> **Stated exercise**:
Provide an exact reproduction of every entry.
__________________________________________________
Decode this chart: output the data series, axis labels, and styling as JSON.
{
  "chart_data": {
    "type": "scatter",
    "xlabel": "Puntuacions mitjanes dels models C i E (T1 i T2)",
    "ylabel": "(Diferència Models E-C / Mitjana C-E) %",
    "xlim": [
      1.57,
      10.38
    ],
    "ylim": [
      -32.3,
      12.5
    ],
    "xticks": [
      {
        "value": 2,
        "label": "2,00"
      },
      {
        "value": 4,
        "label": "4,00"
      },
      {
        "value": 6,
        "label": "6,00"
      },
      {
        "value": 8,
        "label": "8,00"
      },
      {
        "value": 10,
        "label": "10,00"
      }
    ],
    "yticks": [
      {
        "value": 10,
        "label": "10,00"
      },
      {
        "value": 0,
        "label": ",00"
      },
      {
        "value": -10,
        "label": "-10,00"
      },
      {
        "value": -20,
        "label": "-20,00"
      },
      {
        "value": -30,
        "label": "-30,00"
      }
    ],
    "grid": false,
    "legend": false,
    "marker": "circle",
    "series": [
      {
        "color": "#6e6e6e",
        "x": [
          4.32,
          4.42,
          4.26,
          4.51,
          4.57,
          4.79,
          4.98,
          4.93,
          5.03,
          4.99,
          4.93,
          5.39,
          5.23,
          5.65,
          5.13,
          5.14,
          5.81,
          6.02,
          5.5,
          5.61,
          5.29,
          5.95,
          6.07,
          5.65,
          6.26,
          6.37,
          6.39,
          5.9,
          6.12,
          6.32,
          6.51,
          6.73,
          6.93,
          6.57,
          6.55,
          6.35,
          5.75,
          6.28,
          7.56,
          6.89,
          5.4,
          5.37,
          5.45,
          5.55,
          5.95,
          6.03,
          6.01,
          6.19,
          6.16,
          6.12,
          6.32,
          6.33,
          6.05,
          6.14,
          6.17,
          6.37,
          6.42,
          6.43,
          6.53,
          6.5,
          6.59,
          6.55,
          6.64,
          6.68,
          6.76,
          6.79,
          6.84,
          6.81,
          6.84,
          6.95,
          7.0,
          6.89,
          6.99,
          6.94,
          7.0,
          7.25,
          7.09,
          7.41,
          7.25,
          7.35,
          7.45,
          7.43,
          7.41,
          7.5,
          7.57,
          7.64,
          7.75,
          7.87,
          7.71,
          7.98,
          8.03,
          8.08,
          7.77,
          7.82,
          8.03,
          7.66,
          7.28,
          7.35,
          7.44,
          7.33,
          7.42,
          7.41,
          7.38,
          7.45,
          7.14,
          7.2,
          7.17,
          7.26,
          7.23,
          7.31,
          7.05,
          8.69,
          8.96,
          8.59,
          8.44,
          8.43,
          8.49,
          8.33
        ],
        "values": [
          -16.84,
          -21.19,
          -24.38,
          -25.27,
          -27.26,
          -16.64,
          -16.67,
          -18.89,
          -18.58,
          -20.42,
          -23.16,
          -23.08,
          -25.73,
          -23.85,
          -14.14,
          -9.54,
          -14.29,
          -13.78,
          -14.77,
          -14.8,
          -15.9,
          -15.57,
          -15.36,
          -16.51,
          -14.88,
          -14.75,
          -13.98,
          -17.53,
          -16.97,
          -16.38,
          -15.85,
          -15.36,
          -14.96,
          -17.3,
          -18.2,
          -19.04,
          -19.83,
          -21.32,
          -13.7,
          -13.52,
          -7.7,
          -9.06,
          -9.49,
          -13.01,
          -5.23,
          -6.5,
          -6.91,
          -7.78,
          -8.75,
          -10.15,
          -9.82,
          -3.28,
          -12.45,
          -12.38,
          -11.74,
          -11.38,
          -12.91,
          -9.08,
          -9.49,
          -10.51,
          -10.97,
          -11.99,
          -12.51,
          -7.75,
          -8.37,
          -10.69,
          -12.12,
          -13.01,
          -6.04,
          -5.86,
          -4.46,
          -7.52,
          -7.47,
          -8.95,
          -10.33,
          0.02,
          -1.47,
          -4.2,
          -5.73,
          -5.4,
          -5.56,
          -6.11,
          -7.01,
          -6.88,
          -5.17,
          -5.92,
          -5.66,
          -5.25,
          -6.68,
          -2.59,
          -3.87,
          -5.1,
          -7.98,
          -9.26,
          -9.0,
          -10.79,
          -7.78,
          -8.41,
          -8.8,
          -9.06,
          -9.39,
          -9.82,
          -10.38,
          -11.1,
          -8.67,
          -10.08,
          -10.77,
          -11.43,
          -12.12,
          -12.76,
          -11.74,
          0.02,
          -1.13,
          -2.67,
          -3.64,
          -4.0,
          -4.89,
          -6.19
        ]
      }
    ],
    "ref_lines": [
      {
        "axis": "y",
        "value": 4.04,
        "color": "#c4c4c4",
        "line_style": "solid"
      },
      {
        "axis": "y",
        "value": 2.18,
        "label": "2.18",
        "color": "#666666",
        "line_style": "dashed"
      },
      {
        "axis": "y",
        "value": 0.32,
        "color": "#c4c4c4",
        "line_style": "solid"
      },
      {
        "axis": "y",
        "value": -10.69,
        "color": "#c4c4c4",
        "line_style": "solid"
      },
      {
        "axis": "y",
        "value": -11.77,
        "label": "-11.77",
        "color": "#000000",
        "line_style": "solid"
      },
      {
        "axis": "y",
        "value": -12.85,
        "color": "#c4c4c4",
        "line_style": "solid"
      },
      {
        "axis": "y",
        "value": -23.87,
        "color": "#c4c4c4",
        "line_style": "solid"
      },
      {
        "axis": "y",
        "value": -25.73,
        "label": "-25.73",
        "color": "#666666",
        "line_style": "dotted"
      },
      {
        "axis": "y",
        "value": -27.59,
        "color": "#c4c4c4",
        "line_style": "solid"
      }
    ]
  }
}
__________________________________________________
> **Written response**:
Decode this chart: output the data series, axis labels, and styling as JSON.
{
  "chart_data": {
    "type": "scatter",
    "xlabel": "Puntuacions mitjanes dels models C i E (T1 i T2)",
    "ylabel": "(Diferència Models E-C / Mitjana C-E) %",
    "xlim": [
      1.57,
      10.38
    ],
    "ylim": [
      -32.3,
      12.5
    ],
    "xticks": [
      {
        "value": 2,
        "label": "2,00"
      },
      {
        "value": 4,
        "label": "4,00"
      },
      {
        "value": 6,
        "label": "6,00"
      },
      {
        "value": 8,
        "label": "8,00"
      },
      {
        "value": 10,
        "label": "10,00"
      }
    ],
    "yticks": [
      {
        "value": 10,
        "label": "10,00"
      },
      {
        "value": 0,
        "label": ",00"
      },
      {
        "value": -10,
        "label": "-10,00"
      },
      {
        "value": -20,
        "label": "-20,00"
      },
      {
        "value": -30,
        "label": "-30,00"
      }
    ],
    "grid": false,
    "legend": false,
    "marker": "circle",
    "series": [
      {
        "color": "#6e6e6e",
        "x": [
          4.32,
          4.42,
          4.26,
          4.51,
          4.57,
          4.79,
          4.98,
          4.93,
          5.03,
          4.99,
          4.93,
          5.39,
          5.23,
          5.65,
          5.13,
          5.14,
          5.81,
          6.02,
          5.5,
          5.61,
          5.29,
          5.95,
          6.07,
          5.65,
          6.26,
          6.37,
          6.39,
          5.9,
          6.12,
          6.32,
          6.51,
          6.73,
          6.93,
          6.57,
          6.55,
          6.35,
          5.75,
          6.28,
          7.56,
          6.89,
          5.4,
          5.37,
          5.45,
          5.55,
          5.95,
          6.03,
          6.01,
          6.19,
          6.16,
          6.12,
          6.32,
          6.33,
          6.05,
          6.14,
          6.17,
          6.37,
          6.42,
          6.43,
          6.53,
          6.5,
          6.59,
          6.55,
          6.64,
          6.68,
          6.76,
          6.79,
          6.84,
          6.81,
          6.84,
          6.95,
          7.0,
          6.89,
          6.99,
          6.94,
          7.0,
          7.25,
          7.09,
          7.41,
          7.25,
          7.35,
          7.45,
          7.43,
          7.41,
          7.5,
          7.57,
          7.64,
          7.75,
          7.87,
          7.71,
          7.98,
          8.03,
          8.08,
          7.77,
          7.82,
          8.03,
          7.66,
          7.28,
          7.35,
          7.44,
          7.33,
          7.42,
          7.41,
          7.38,
          7.45,
          7.14,
          7.2,
          7.17,
          7.26,
          7.23,
          7.31,
          7.05,
          8.69,
          8.96,
          8.59,
          8.44,
          8.43,
          8.49,
          8.33
        ],
        "values": [
          -16.84,
          -21.19,
          -24.38,
          -25.27,
          -27.26,
          -16.64,
          -16.67,
          -18.89,
          -18.58,
          -20.42,
          -23.16,
          -23.08,
          -25.73,
          -23.85,
          -14.14,
          -9.54,
          -14.29,
          -13.78,
          -14.77,
          -14.8,
          -15.9,
          -15.57,
          -15.36,
          -16.51,
          -14.88,
          -14.75,
          -13.98,
          -17.53,
          -16.97,
          -16.38,
          -15.85,
          -15.36,
          -14.96,
          -17.3,
          -18.2,
          -19.04,
          -19.83,
          -21.32,
          -13.7,
          -13.52,
          -7.7,
          -9.06,
          -9.49,
          -13.01,
          -5.23,
          -6.5,
          -6.91,
          -7.78,
          -8.75,
          -10.15,
          -9.82,
          -3.28,
          -12.45,
          -12.38,
          -11.74,
          -11.38,
          -12.91,
          -9.08,
          -9.49,
          -10.51,
          -10.97,
          -11.99,
          -12.51,
          -7.75,
          -8.37,
          -10.69,
          -12.12,
          -13.01,
          -6.04,
          -5.86,
          -4.46,
          -7.52,
          -7.47,
          -8.95,
          -10.33,
          0.02,
          -1.47,
          -4.2,
          -5.73,
          -5.4,
          -5.56,
          -6.11,
          -7.01,
          -6.88,
          -5.17,
          -5.92,
          -5.66,
          -5.25,
          -6.68,
          -2.59,
          -3.87,
          -5.1,
          -7.98,
          -9.26,
          -9.0,
          -10.79,
          -7.78,
          -8.41,
          -8.8,
          -9.06,
          -9.39,
          -9.82,
          -10.38,
          -11.1,
          -8.67,
          -10.08,
          -10.77,
          -11.43,
          -12.12,
          -12.76,
          -11.74,
          0.02,
          -1.13,
          -2.67,
          -3.64,
          -4.0,
          -4.89,
          -6.19
        ]
      }
    ],
    "ref_lines": [
      {
        "axis": "y",
        "value": 4.04,
        "color": "#c4c4c4",
        "line_style": "solid"
      },
      {
        "axis": "y",
        "value": 2.18,
        "label": "2.18",
        "color": "#666666",
        "line_style": "dashed"
      },
      {
        "axis": "y",
        "value": 0.32,
        "color": "#c4c4c4",
        "line_style": "solid"
      },
      {
        "axis": "y",
        "value": -10.69,
        "color": "#c4c4c4",
        "line_style": "solid"
      },
      {
        "axis": "y",
        "value": -11.77,
        "label": "-11.77",
        "color": "#000000",
        "line_style": "solid"
      },
      {
        "axis": "y",
        "value": -12.85,
        "color": "#c4c4c4",
        "line_style": "solid"
      },
      {
        "axis": "y",
        "value": -23.87,
        "color": "#c4c4c4",
        "line_style": "solid"
      },
      {
        "axis": "y",
        "value": -25.73,
        "label": "-25.73",
        "color": "#666666",
        "line_style": "dotted"
      },
      {
        "axis": "y",
        "value": -27.59,
        "color": "#c4c4c4",
        "line_style": "solid"
      }
    ]
  }
}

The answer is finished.